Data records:
-- Begin --
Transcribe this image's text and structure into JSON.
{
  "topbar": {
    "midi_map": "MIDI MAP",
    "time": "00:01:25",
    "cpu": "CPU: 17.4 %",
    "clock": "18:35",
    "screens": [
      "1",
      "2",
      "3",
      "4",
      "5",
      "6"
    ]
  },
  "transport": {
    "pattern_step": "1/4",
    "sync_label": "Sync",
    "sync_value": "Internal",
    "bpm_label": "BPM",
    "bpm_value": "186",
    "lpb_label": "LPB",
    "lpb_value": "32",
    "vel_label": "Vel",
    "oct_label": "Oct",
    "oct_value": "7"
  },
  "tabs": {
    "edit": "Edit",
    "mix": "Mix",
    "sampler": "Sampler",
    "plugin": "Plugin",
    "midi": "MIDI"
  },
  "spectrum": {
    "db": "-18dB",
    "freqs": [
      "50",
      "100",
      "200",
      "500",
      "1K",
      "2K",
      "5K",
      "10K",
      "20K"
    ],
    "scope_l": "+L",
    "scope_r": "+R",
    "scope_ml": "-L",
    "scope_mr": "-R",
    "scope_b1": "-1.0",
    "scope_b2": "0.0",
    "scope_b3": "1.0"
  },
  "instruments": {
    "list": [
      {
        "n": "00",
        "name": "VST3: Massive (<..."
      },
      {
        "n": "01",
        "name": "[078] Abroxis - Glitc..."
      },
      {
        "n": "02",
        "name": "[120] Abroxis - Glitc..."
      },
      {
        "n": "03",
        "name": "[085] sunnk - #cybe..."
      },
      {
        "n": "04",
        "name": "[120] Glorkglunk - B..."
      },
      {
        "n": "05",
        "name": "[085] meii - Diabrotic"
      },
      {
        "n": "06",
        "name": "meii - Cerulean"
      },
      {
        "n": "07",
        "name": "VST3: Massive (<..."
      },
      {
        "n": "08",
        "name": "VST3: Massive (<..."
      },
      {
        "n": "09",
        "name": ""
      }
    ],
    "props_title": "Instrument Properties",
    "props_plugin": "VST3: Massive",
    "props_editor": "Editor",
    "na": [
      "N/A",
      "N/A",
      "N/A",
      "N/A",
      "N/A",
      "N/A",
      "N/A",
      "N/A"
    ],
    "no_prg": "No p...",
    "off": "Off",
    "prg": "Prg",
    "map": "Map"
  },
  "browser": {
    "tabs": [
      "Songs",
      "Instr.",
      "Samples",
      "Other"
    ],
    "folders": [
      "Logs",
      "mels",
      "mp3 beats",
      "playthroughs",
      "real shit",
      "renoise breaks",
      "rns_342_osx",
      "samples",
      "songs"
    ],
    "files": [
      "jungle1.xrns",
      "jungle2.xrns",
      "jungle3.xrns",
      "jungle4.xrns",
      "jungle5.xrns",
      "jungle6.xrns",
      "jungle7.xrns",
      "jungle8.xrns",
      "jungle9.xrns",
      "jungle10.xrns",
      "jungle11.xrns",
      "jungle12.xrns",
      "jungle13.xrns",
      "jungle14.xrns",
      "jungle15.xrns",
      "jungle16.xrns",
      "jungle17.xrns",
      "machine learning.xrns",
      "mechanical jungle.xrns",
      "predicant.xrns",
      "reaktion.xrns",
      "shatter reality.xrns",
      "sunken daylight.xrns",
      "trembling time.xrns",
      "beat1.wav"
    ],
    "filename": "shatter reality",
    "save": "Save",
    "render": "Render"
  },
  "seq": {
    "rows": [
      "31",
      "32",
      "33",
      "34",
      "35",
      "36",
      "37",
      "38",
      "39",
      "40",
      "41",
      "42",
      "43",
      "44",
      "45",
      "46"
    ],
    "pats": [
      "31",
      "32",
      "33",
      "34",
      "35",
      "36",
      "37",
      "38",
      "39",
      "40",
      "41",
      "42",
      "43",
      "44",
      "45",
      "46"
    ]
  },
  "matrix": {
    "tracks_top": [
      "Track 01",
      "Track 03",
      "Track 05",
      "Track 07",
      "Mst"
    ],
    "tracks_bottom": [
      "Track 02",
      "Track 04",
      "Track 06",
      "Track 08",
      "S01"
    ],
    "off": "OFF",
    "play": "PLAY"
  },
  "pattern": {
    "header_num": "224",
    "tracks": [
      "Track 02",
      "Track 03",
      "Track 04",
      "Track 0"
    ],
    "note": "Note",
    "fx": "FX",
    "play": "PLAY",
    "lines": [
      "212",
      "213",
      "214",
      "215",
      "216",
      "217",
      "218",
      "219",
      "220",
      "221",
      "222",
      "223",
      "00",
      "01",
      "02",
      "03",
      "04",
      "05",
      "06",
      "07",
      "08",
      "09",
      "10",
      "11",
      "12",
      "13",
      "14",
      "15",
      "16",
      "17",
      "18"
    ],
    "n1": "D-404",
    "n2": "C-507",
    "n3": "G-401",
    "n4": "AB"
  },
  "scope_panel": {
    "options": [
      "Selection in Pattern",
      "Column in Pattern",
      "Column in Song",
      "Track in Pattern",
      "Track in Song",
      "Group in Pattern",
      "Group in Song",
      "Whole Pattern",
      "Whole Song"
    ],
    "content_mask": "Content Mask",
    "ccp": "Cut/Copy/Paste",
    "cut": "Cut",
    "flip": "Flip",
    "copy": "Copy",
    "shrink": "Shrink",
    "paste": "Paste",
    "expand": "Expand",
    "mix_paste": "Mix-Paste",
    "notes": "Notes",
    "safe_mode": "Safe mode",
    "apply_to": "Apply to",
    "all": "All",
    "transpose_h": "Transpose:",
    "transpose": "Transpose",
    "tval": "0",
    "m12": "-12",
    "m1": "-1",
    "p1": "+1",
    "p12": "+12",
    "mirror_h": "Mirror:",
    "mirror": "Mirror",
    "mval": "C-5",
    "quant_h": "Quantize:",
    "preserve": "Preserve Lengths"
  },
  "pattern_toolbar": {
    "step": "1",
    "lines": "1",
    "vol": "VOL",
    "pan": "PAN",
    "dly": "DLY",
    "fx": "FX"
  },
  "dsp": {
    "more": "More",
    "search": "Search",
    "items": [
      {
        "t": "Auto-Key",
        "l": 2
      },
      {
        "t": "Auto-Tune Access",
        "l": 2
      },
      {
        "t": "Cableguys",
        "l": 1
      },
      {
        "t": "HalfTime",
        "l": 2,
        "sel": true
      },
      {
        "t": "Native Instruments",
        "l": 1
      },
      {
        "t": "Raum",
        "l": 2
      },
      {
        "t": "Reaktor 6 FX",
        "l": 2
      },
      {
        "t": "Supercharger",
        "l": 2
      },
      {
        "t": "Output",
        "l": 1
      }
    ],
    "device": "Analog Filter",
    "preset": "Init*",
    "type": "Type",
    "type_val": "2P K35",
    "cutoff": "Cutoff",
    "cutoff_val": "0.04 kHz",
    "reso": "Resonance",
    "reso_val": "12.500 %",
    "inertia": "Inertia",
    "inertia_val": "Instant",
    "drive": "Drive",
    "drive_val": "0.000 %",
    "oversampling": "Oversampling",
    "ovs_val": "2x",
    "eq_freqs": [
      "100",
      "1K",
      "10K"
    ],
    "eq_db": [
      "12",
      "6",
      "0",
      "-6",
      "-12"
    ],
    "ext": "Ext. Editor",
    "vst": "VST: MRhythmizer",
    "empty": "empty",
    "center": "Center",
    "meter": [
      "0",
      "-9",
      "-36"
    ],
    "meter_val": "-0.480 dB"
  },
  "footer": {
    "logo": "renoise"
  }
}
-- End --
EXERCISE DIRECTIONS → Retype the records above exactly.

OUTPUT BELOW →
Transcribe this image's text and structure into JSON.
{
  "topbar": {
    "midi_map": "MIDI MAP",
    "time": "00:01:25",
    "cpu": "CPU: 17.4 %",
    "clock": "18:35",
    "screens": [
      "1",
      "2",
      "3",
      "4",
      "5",
      "6"
    ]
  },
  "transport": {
    "pattern_step": "1/4",
    "sync_label": "Sync",
    "sync_value": "Internal",
    "bpm_label": "BPM",
    "bpm_value": "186",
    "lpb_label": "LPB",
    "lpb_value": "32",
    "vel_label": "Vel",
    "oct_label": "Oct",
    "oct_value": "7"
  },
  "tabs": {
    "edit": "Edit",
    "mix": "Mix",
    "sampler": "Sampler",
    "plugin": "Plugin",
    "midi": "MIDI"
  },
  "spectrum": {
    "db": "-18dB",
    "freqs": [
      "50",
      "100",
      "200",
      "500",
      "1K",
      "2K",
      "5K",
      "10K",
      "20K"
    ],
    "scope_l": "+L",
    "scope_r": "+R",
    "scope_ml": "-L",
    "scope_mr": "-R",
    "scope_b1": "-1.0",
    "scope_b2": "0.0",
    "scope_b3": "1.0"
  },
  "instruments": {
    "list": [
      {
        "n": "00",
        "name": "VST3: Massive (<..."
      },
      {
        "n": "01",
        "name": "[078] Abroxis - Glitc..."
      },
      {
        "n": "02",
        "name": "[120] Abroxis - Glitc..."
      },
      {
        "n": "03",
        "name": "[085] sunnk - #cybe..."
      },
      {
        "n": "04",
        "name": "[120] Glorkglunk - B..."
      },
      {
        "n": "05",
        "name": "[085] meii - Diabrotic"
      },
      {
        "n": "06",
        "name": "meii - Cerulean"
      },
      {
        "n": "07",
        "name": "VST3: Massive (<..."
      },
      {
        "n": "08",
        "name": "VST3: Massive (<..."
      },
      {
        "n": "09",
        "name": ""
      }
    ],
    "props_title": "Instrument Properties",
    "props_plugin": "VST3: Massive",
    "props_editor": "Editor",
    "na": [
      "N/A",
      "N/A",
      "N/A",
      "N/A",
      "N/A",
      "N/A",
      "N/A",
      "N/A"
    ],
    "no_prg": "No p...",
    "off": "Off",
    "prg": "Prg",
    "map": "Map"
  },
  "browser": {
    "tabs": [
      "Songs",
      "Instr.",
      "Samples",
      "Other"
    ],
    "folders": [
      "Logs",
      "mels",
      "mp3 beats",
      "playthroughs",
      "real shit",
      "renoise breaks",
      "rns_342_osx",
      "samples",
      "songs"
    ],
    "files": [
      "jungle1.xrns",
      "jungle2.xrns",
      "jungle3.xrns",
      "jungle4.xrns",
      "jungle5.xrns",
      "jungle6.xrns",
      "jungle7.xrns",
      "jungle8.xrns",
      "jungle9.xrns",
      "jungle10.xrns",
      "jungle11.xrns",
      "jungle12.xrns",
      "jungle13.xrns",
      "jungle14.xrns",
      "jungle15.xrns",
      "jungle16.xrns",
      "jungle17.xrns",
      "machine learning.xrns",
      "mechanical jungle.xrns",
      "predicant.xrns",
      "reaktion.xrns",
      "shatter reality.xrns",
      "sunken daylight.xrns",
      "trembling time.xrns",
      "beat1.wav"
    ],
    "filename": "shatter reality",
    "save": "Save",
    "render": "Render"
  },
  "seq": {
    "rows": [
      "31",
      "32",
      "33",
      "34",
      "35",
      "36",
      "37",
      "38",
      "39",
      "40",
      "41",
      "42",
      "43",
      "44",
      "45",
      "46"
    ],
    "pats": [
      "31",
      "32",
      "33",
      "34",
      "35",
      "36",
      "37",
      "38",
      "39",
      "40",
      "41",
      "42",
      "43",
      "44",
      "45",
      "46"
    ]
  },
  "matrix": {
    "tracks_top": [
      "Track 01",
      "Track 03",
      "Track 05",
      "Track 07",
      "Mst"
    ],
    "tracks_bottom": [
      "Track 02",
      "Track 04",
      "Track 06",
      "Track 08",
      "S01"
    ],
    "off": "OFF",
    "play": "PLAY"
  },
  "pattern": {
    "header_num": "224",
    "tracks": [
      "Track 02",
      "Track 03",
      "Track 04",
      "Track 0"
    ],
    "note": "Note",
    "fx": "FX",
    "play": "PLAY",
    "lines": [
      "212",
      "213",
      "214",
      "215",
      "216",
      "217",
      "218",
      "219",
      "220",
      "221",
      "222",
      "223",
      "00",
      "01",
      "02",
      "03",
      "04",
      "05",
      "06",
      "07",
      "08",
      "09",
      "10",
      "11",
      "12",
      "13",
      "14",
      "15",
      "16",
      "17",
      "18"
    ],
    "n1": "D-404",
    "n2": "C-507",
    "n3": "G-401",
    "n4": "AB"
  },
  "scope_panel": {
    "options": [
      "Selection in Pattern",
      "Column in Pattern",
      "Column in Song",
      "Track in Pattern",
      "Track in Song",
      "Group in Pattern",
      "Group in Song",
      "Whole Pattern",
      "Whole Song"
    ],
    "content_mask": "Content Mask",
    "ccp": "Cut/Copy/Paste",
    "cut": "Cut",
    "flip": "Flip",
    "copy": "Copy",
    "shrink": "Shrink",
    "paste": "Paste",
    "expand": "Expand",
    "mix_paste": "Mix-Paste",
    "notes": "Notes",
    "safe_mode": "Safe mode",
    "apply_to": "Apply to",
    "all": "All",
    "transpose_h": "Transpose:",
    "transpose": "Transpose",
    "tval": "0",
    "m12": "-12",
    "m1": "-1",
    "p1": "+1",
    "p12": "+12",
    "mirror_h": "Mirror:",
    "mirror": "Mirror",
    "mval": "C-5",
    "quant_h": "Quantize:",
    "preserve": "Preserve Lengths"
  },
  "pattern_toolbar": {
    "step": "1",
    "lines": "1",
    "vol": "VOL",
    "pan": "PAN",
    "dly": "DLY",
    "fx": "FX"
  },
  "dsp": {
    "more": "More",
    "search": "Search",
    "items": [
      {
        "t": "Auto-Key",
        "l": 2
      },
      {
        "t": "Auto-Tune Access",
        "l": 2
      },
      {
        "t": "Cableguys",
        "l": 1
      },
      {
        "t": "HalfTime",
        "l": 2,
        "sel": true
      },
      {
        "t": "Native Instruments",
        "l": 1
      },
      {
        "t": "Raum",
        "l": 2
      },
      {
        "t": "Reaktor 6 FX",
        "l": 2
      },
      {
        "t": "Supercharger",
        "l": 2
      },
      {
        "t": "Output",
        "l": 1
      }
    ],
    "device": "Analog Filter",
    "preset": "Init*",
    "type": "Type",
    "type_val": "2P K35",
    "cutoff": "Cutoff",
    "cutoff_val": "0.04 kHz",
    "reso": "Resonance",
    "reso_val": "12.500 %",
    "inertia": "Inertia",
    "inertia_val": "Instant",
    "drive": "Drive",
    "drive_val": "0.000 %",
    "oversampling": "Oversampling",
    "ovs_val": "2x",
    "eq_freqs": [
      "100",
      "1K",
      "10K"
    ],
    "eq_db": [
      "12",
      "6",
      "0",
      "-6",
      "-12"
    ],
    "ext": "Ext. Editor",
    "vst": "VST: MRhythmizer",
    "empty": "empty",
    "center": "Center",
    "meter": [
      "0",
      "-9",
      "-36"
    ],
    "meter_val": "-0.480 dB"
  },
  "footer": {
    "logo": "renoise"
  }
}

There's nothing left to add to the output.